───── Recorded information ─────

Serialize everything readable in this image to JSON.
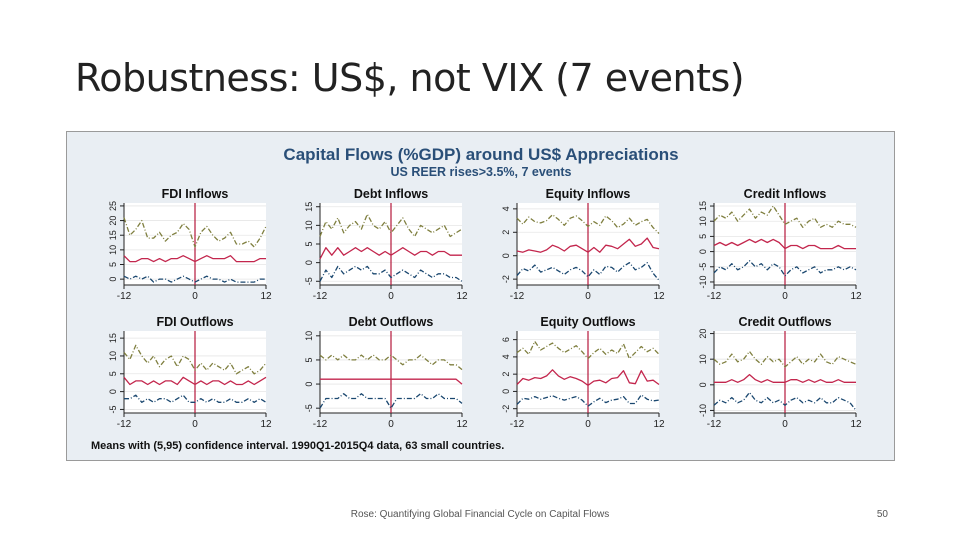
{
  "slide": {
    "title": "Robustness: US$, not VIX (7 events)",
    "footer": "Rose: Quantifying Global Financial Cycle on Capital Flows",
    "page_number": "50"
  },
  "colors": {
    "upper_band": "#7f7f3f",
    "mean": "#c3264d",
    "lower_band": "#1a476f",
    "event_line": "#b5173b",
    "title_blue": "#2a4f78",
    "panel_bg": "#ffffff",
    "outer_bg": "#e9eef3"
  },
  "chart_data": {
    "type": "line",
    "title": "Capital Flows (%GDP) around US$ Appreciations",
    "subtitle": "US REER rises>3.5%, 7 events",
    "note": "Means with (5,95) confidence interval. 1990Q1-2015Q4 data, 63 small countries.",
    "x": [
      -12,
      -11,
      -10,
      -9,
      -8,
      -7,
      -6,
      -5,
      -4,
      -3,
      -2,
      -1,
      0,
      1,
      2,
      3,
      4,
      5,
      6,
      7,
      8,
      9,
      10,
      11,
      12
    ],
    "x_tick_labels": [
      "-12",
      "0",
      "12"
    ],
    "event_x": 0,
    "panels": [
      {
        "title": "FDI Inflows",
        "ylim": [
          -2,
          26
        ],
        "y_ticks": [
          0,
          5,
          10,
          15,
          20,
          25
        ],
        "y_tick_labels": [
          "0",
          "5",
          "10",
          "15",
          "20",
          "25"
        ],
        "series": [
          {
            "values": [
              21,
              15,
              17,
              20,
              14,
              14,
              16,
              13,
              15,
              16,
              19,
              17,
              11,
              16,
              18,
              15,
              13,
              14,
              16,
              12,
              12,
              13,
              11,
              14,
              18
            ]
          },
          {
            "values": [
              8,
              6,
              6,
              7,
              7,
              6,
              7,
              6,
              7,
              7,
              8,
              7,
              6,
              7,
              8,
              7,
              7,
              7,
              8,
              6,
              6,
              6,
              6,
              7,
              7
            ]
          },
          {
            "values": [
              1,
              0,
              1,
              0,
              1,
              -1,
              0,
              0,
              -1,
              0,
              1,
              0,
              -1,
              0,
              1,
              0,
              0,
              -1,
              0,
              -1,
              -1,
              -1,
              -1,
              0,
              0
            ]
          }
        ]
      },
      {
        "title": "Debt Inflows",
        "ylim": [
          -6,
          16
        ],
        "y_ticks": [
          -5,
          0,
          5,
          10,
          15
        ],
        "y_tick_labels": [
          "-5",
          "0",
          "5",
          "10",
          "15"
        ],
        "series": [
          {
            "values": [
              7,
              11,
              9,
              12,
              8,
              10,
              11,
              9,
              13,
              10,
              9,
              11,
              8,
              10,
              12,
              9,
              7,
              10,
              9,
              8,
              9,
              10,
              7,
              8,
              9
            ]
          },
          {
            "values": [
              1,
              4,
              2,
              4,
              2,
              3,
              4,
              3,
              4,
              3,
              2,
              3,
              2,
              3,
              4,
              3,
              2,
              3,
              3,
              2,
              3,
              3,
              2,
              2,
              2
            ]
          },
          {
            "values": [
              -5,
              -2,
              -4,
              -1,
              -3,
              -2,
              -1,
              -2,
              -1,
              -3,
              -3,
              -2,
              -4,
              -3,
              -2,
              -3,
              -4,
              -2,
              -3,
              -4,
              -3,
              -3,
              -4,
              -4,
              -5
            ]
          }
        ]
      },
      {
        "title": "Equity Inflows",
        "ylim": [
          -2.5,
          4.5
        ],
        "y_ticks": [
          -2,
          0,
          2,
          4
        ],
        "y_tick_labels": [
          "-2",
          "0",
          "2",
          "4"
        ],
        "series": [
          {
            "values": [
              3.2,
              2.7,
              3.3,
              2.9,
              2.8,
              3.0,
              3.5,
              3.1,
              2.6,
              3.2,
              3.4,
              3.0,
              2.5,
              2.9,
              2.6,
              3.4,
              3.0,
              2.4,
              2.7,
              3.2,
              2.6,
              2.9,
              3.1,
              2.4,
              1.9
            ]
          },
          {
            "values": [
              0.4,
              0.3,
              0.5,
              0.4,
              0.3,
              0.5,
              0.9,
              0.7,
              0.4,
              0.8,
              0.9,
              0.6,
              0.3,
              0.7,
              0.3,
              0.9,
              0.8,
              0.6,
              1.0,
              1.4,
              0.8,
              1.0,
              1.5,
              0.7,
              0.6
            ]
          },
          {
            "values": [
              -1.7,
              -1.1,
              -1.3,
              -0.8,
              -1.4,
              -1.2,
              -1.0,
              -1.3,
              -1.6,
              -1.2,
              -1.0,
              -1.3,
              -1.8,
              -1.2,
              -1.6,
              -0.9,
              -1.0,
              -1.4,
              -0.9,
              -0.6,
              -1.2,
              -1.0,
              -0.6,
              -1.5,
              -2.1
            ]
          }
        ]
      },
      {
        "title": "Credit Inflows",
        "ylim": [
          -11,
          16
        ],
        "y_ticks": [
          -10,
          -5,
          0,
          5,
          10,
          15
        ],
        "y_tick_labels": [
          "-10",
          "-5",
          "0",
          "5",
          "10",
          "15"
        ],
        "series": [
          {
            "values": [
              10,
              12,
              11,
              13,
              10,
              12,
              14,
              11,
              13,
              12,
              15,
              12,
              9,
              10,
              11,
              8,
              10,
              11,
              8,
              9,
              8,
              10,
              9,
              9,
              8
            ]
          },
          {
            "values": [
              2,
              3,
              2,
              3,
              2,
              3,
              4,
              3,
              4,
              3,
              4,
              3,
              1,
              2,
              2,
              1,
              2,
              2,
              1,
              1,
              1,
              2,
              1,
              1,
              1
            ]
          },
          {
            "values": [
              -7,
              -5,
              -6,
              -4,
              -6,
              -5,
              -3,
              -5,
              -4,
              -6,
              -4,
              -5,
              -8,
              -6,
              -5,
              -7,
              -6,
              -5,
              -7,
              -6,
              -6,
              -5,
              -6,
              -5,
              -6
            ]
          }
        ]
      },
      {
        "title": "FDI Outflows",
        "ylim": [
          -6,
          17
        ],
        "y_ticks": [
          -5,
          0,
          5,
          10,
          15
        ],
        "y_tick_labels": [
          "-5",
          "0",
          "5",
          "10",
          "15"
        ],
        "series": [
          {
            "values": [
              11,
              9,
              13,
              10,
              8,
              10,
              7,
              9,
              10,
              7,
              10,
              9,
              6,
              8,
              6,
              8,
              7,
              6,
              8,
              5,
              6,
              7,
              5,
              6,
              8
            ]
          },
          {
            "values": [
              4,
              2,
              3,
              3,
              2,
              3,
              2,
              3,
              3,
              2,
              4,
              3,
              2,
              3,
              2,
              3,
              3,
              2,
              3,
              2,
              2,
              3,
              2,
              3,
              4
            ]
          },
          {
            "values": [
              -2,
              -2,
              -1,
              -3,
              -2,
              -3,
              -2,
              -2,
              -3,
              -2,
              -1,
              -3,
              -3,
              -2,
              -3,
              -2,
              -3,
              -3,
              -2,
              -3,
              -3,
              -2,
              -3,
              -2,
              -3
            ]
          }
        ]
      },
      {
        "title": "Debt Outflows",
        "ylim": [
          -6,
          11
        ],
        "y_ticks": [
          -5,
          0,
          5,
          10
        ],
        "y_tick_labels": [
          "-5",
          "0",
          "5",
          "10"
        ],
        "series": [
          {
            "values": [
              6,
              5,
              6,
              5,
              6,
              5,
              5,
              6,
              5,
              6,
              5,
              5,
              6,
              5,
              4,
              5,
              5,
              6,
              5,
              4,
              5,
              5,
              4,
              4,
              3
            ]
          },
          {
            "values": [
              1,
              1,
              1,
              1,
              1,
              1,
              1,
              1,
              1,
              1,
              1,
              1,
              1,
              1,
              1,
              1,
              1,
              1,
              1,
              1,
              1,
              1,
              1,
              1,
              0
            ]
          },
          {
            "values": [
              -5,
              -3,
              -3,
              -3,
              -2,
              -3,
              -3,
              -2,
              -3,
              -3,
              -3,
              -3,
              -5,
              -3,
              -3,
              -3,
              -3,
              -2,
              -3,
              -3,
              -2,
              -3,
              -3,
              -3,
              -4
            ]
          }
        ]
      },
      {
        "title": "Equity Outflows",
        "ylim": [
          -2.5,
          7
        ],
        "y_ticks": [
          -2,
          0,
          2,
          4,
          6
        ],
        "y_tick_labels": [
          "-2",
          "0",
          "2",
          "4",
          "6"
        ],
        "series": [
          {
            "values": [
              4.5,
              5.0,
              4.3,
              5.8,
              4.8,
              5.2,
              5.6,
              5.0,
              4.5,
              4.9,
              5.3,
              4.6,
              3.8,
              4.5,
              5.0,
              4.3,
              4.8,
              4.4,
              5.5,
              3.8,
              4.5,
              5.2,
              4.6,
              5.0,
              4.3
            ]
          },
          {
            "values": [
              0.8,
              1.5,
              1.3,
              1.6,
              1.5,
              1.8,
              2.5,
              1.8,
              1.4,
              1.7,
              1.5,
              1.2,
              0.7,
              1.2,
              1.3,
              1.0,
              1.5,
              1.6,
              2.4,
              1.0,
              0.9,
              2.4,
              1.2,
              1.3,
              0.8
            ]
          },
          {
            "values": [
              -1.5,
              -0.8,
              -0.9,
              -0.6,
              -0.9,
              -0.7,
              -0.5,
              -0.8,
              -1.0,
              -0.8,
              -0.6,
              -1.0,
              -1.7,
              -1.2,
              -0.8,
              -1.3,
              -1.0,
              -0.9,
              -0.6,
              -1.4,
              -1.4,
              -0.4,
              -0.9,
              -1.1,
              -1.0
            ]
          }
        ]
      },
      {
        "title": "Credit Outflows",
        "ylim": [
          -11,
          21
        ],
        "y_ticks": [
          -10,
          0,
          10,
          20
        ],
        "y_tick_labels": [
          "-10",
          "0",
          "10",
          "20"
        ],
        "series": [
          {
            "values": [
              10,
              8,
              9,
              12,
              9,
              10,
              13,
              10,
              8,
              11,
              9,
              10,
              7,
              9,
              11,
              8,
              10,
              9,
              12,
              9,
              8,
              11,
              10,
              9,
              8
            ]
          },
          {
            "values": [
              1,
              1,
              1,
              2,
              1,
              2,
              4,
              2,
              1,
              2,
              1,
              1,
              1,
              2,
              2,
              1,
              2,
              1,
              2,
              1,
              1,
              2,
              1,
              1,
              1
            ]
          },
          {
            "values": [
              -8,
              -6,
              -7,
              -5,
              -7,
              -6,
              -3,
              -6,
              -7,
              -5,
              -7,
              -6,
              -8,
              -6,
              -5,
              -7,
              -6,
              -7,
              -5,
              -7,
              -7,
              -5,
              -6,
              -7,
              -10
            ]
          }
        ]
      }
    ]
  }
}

─────
───── Recorded information ─────

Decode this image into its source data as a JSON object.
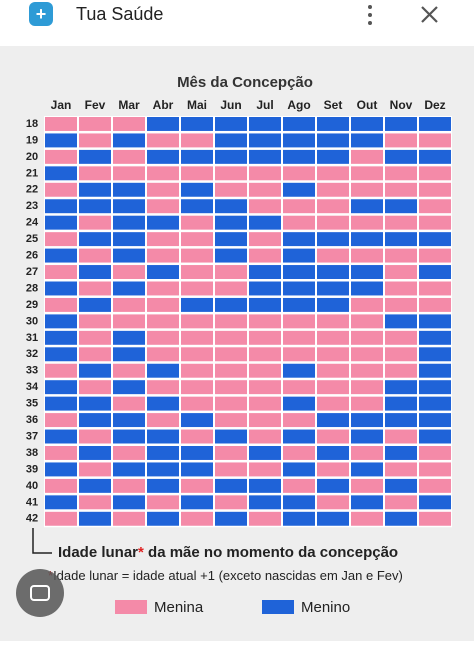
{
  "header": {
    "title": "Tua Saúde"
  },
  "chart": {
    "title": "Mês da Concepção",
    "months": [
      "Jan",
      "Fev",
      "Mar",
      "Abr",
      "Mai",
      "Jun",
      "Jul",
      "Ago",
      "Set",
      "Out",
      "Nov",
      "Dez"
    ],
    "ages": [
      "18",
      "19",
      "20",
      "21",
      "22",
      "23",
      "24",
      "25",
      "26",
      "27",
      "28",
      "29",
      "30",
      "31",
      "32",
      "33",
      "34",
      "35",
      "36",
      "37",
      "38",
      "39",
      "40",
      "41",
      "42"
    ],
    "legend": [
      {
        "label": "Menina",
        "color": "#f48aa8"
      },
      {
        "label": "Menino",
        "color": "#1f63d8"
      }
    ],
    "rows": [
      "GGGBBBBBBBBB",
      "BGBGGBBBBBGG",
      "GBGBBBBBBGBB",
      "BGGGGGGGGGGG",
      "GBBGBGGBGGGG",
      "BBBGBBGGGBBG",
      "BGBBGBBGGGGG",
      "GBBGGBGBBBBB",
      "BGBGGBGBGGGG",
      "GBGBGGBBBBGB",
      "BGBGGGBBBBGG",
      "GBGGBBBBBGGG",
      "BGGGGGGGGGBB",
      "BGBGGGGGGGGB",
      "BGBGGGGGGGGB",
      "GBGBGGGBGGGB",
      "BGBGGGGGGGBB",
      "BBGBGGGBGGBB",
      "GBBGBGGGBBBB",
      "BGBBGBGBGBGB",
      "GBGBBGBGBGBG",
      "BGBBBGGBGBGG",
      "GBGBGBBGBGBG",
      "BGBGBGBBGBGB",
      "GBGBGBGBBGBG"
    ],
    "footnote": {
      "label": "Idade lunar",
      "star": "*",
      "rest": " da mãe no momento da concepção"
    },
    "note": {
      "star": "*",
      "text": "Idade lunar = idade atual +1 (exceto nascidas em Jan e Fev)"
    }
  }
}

─────

Problem requirements ▸
From the data above, pick out each line containing "Equity" and copy it.

Answer below ▸
        "title": "Equity Inflows",
        "title": "Equity Outflows",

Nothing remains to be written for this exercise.